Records
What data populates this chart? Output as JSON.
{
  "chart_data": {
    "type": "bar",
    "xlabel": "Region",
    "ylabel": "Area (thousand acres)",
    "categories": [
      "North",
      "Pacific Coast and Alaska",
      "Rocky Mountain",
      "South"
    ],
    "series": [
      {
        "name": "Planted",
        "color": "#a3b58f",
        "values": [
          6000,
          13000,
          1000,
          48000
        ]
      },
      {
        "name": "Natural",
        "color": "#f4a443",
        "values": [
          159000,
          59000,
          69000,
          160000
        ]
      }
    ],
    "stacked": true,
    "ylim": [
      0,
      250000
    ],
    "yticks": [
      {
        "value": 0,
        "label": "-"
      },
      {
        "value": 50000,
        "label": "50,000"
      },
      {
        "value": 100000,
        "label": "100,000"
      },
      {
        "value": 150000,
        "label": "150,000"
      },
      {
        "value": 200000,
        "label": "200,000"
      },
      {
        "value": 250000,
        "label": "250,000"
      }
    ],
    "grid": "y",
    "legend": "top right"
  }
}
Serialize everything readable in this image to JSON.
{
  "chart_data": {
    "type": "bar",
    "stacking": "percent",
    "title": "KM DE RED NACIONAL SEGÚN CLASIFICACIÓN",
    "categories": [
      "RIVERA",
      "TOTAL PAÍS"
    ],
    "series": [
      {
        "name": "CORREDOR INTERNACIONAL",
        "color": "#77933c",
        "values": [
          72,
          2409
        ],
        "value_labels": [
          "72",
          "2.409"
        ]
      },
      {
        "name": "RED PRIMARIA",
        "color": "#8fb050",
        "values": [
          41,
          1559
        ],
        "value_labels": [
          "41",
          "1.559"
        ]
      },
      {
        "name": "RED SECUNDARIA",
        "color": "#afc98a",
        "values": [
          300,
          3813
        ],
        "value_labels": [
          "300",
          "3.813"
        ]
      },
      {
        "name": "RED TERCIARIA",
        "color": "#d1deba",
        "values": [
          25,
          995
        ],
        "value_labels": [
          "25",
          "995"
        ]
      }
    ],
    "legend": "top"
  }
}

_Exercise objective_: Pull out all lines in the data above that include "this".

_Worked answer_:
What data populates this chart? Output as JSON.
Serialize everything readable in this image to JSON.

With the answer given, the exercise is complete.